Figure data in JSON
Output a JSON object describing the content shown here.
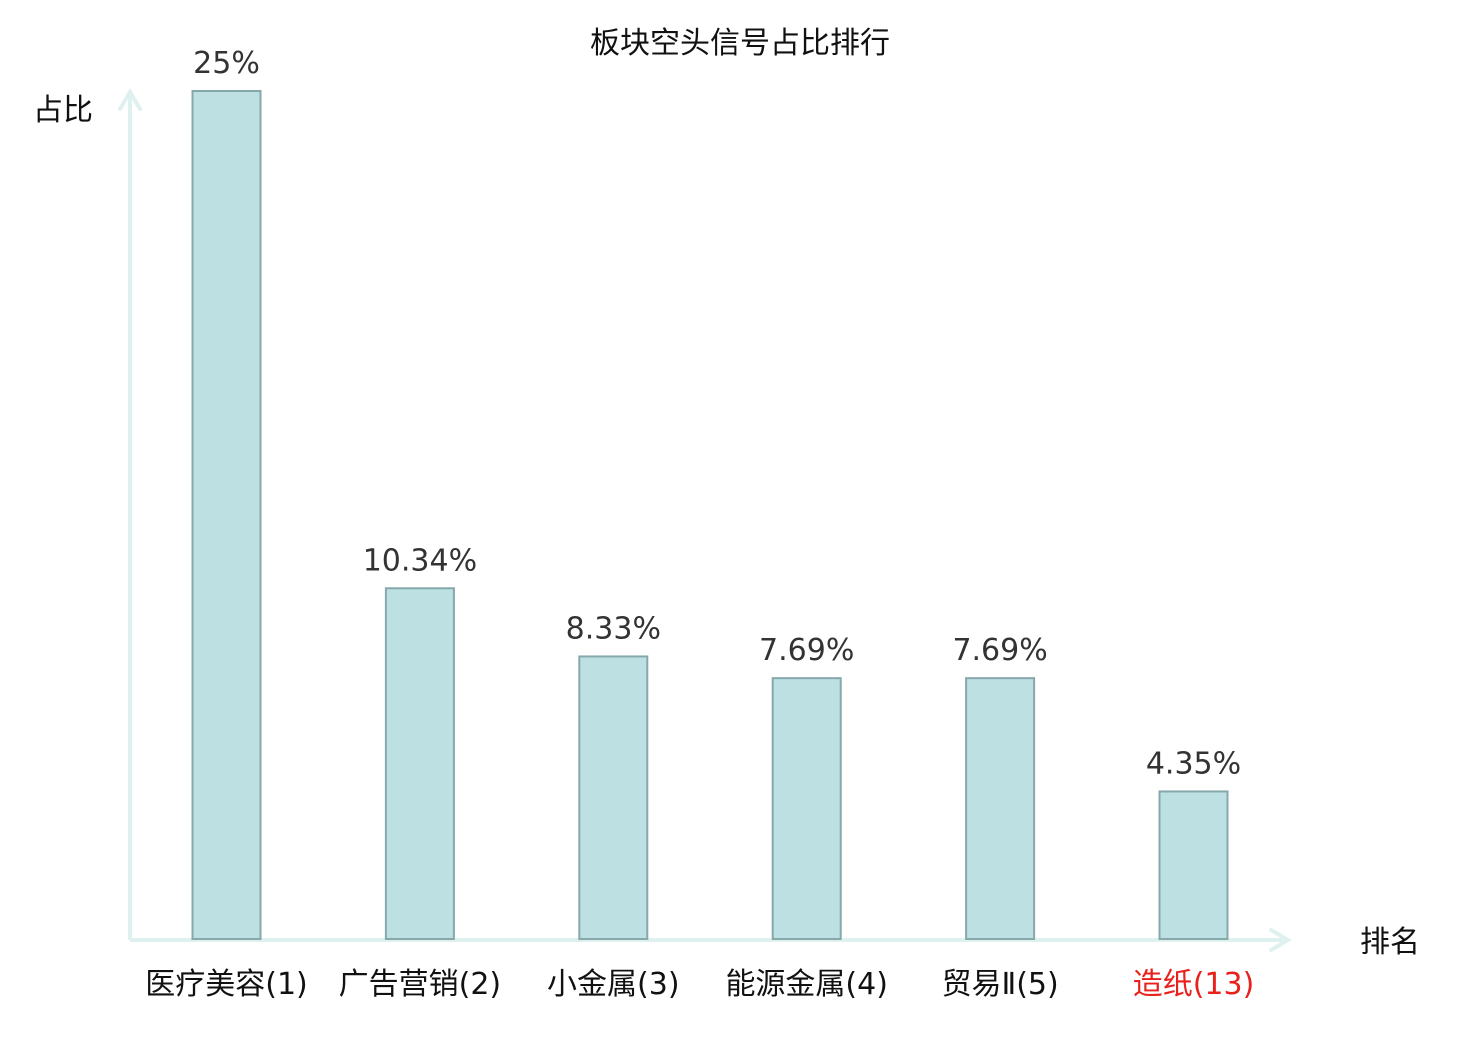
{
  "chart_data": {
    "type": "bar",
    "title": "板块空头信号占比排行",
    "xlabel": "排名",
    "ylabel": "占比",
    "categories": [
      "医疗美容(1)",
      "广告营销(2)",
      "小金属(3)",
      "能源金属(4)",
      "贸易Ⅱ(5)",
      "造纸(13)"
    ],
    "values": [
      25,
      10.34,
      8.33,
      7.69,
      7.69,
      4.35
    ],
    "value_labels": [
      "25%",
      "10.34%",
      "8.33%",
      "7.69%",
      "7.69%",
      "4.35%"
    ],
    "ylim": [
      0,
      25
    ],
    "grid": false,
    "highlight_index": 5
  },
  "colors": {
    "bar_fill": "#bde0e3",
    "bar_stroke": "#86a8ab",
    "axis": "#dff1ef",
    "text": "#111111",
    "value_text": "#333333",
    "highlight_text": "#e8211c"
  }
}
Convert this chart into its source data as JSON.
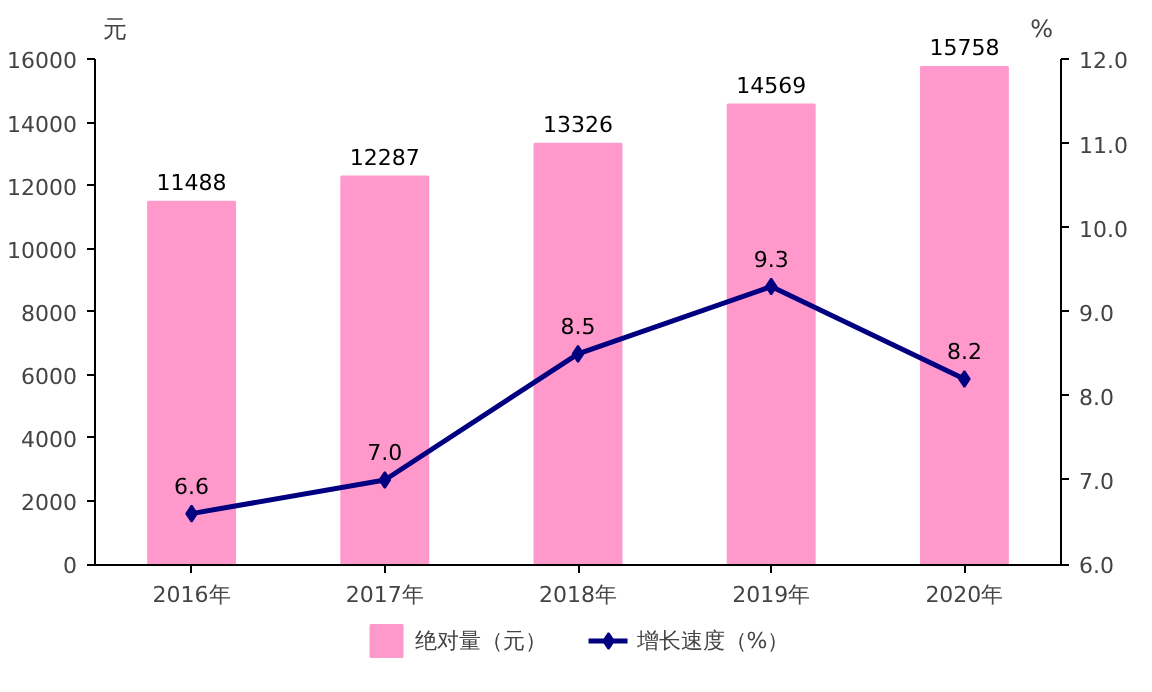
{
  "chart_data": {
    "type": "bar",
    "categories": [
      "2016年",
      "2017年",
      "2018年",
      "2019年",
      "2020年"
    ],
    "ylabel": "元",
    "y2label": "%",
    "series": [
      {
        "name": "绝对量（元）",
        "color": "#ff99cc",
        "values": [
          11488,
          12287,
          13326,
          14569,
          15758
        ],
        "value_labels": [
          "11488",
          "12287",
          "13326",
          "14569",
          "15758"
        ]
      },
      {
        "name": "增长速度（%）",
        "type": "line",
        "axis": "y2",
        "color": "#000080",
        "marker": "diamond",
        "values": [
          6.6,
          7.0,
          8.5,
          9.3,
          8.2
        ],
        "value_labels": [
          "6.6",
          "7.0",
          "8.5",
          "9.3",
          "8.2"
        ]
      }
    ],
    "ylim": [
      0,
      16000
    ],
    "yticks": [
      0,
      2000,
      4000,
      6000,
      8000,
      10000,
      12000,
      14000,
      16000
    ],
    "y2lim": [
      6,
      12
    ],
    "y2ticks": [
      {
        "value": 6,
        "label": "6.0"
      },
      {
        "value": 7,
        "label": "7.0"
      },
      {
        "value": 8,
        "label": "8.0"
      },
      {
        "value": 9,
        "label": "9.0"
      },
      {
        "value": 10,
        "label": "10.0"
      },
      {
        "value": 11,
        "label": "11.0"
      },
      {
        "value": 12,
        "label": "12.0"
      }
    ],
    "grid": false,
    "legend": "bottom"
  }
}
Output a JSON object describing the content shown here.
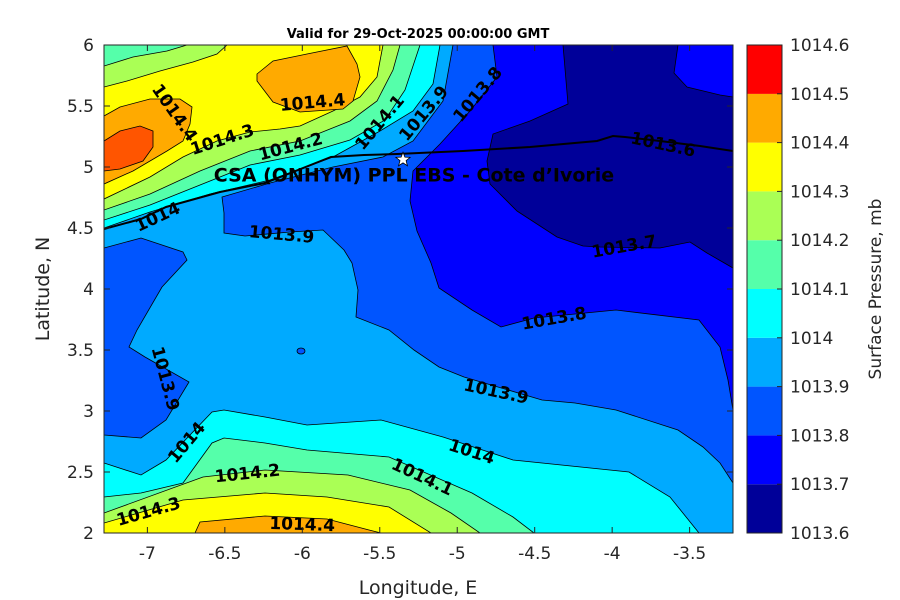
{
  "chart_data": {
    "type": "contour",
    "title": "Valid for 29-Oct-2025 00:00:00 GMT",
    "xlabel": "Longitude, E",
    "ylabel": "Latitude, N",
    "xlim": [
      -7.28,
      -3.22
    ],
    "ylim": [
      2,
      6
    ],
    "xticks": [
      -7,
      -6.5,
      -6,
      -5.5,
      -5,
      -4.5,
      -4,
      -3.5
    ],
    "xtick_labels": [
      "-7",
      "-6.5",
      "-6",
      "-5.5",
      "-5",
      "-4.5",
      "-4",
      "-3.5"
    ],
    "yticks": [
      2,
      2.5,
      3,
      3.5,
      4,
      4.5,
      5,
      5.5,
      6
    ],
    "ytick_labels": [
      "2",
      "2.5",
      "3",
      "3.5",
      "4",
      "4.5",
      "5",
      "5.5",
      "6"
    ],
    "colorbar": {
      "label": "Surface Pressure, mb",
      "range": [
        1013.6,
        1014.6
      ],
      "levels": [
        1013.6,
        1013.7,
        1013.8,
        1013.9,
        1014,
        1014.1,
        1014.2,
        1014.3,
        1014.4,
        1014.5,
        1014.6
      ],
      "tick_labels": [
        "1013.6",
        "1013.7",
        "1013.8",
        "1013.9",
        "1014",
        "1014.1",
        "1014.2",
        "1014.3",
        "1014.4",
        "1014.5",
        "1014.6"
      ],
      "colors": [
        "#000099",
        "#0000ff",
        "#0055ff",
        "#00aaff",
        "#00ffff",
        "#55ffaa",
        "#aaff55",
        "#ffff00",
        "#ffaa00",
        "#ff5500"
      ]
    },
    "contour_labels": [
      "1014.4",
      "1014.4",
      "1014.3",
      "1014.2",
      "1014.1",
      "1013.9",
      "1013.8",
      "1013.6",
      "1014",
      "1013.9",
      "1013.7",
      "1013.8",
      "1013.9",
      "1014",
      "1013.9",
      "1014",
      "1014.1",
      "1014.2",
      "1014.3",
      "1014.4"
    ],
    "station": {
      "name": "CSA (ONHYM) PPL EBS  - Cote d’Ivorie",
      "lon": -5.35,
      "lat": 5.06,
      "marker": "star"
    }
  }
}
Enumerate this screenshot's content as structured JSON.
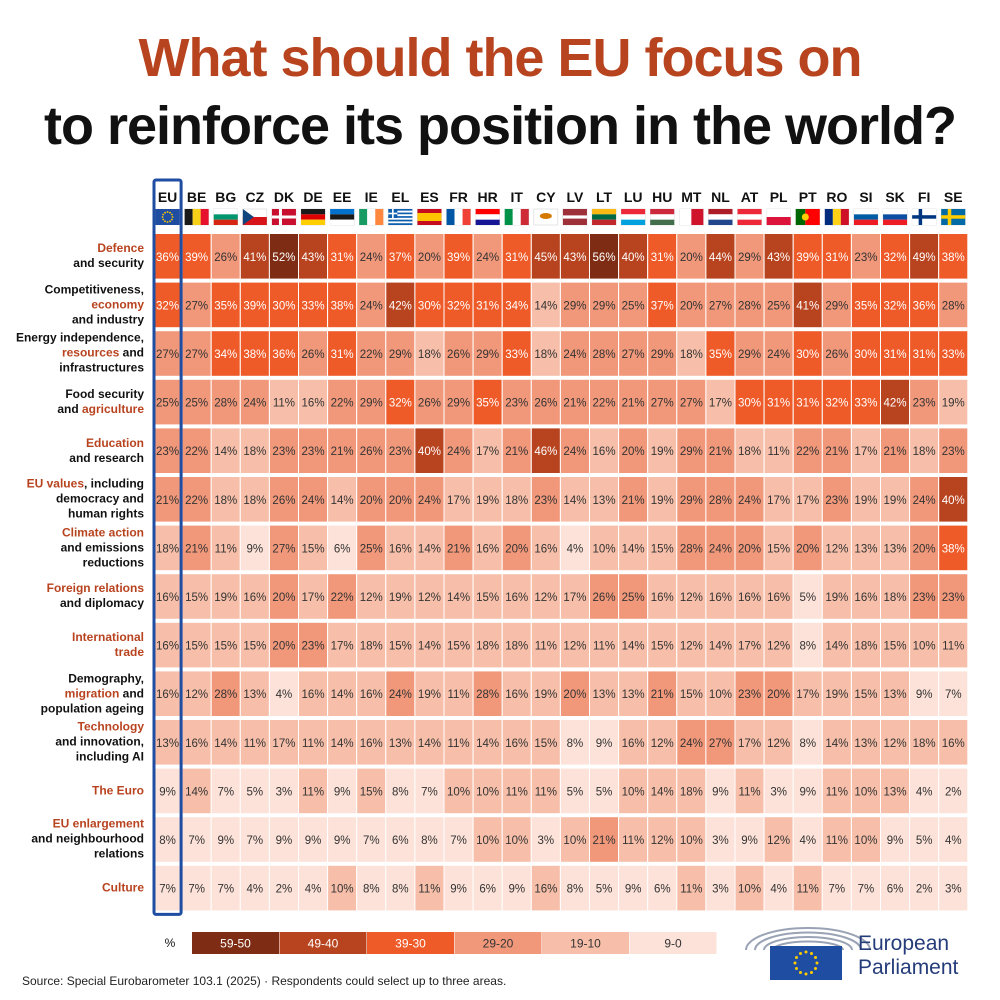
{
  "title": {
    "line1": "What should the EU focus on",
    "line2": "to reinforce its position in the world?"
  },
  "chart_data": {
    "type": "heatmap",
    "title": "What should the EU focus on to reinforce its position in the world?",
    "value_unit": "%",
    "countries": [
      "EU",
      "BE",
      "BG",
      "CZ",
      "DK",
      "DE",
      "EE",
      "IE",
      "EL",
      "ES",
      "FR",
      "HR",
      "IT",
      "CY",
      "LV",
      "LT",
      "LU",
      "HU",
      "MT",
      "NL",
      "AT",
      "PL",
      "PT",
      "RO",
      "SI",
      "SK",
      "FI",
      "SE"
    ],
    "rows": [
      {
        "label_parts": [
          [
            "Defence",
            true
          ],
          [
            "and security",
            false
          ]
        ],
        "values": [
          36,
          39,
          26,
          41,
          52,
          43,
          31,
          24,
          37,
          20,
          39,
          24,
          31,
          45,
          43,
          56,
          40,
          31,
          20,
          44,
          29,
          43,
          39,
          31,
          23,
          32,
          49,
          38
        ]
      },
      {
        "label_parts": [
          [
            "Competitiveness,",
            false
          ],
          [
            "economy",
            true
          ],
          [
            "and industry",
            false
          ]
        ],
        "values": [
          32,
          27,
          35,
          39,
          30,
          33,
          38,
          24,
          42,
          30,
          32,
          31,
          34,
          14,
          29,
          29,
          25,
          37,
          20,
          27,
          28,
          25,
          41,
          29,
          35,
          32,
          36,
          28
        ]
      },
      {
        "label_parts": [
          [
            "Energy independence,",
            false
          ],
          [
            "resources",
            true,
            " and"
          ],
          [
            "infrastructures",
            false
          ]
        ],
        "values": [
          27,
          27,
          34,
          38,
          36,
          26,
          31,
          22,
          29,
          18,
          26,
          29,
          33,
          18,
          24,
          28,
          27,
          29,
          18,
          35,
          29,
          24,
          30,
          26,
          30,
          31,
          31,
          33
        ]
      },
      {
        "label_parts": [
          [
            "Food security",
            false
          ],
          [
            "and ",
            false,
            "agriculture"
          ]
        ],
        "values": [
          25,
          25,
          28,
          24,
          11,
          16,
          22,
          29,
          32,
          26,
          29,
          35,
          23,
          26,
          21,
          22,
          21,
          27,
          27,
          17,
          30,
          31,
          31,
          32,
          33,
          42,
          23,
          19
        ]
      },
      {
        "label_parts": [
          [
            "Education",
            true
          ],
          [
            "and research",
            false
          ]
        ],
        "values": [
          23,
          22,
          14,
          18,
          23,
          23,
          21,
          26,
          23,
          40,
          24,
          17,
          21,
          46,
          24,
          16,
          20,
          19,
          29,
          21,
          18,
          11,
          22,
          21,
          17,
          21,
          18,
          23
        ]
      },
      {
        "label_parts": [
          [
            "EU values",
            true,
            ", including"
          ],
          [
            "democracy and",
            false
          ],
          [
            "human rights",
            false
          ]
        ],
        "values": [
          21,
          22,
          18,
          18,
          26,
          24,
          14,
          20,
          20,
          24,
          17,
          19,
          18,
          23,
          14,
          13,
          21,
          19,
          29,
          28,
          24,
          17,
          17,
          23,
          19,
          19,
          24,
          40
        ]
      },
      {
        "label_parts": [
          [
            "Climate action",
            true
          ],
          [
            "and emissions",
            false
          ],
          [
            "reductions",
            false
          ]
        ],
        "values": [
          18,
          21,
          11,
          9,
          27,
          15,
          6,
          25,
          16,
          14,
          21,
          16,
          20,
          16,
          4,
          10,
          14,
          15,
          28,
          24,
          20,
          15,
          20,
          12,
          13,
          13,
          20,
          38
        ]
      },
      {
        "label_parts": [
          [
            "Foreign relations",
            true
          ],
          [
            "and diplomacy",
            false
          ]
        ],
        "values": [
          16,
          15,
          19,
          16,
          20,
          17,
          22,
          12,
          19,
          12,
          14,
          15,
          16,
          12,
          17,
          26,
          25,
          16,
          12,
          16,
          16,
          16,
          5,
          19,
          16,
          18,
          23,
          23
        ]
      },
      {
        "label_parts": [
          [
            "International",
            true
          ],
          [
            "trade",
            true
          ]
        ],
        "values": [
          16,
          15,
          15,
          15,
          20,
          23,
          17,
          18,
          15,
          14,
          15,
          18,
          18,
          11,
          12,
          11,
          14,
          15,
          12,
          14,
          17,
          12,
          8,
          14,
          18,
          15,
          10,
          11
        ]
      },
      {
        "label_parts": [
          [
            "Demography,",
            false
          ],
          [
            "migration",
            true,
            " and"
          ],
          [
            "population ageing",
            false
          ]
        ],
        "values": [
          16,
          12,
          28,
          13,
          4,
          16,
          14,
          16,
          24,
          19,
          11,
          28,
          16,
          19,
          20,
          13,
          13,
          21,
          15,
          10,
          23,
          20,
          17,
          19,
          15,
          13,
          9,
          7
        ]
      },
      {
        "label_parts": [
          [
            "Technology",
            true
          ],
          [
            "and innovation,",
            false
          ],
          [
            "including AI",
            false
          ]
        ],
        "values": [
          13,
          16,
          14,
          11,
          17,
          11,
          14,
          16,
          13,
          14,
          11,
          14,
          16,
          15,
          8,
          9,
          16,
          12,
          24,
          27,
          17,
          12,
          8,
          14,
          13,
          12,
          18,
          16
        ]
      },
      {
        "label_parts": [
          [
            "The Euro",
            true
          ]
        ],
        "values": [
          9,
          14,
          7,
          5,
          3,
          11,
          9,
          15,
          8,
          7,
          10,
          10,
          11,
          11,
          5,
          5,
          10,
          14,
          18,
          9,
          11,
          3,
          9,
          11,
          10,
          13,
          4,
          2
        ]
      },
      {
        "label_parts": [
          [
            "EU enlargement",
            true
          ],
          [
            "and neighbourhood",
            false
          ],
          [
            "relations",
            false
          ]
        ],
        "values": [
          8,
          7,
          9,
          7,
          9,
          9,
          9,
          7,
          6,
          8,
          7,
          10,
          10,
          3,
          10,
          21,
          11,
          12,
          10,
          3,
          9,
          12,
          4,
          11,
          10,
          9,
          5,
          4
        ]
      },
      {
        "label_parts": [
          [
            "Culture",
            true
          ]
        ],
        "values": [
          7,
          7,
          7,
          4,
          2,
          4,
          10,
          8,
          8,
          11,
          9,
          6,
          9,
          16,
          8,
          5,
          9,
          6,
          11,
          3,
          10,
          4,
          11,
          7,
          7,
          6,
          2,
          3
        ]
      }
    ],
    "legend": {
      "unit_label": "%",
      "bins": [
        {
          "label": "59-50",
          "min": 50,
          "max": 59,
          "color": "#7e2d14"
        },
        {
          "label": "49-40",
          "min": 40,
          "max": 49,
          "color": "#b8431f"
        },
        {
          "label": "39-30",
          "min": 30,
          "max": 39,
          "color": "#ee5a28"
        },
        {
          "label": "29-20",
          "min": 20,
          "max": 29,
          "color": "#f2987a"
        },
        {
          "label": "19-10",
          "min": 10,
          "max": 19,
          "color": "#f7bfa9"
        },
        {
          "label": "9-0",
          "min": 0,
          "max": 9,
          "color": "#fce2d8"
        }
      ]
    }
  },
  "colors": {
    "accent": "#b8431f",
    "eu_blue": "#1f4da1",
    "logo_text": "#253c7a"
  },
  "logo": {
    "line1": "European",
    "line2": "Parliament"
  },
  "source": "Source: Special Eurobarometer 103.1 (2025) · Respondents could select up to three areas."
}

§ Exercise
Read the entries and show each line that mentions "should".

§ Response to the task
    "line1": "What should the EU focus on",
    "title": "What should the EU focus on to reinforce its position in the world?",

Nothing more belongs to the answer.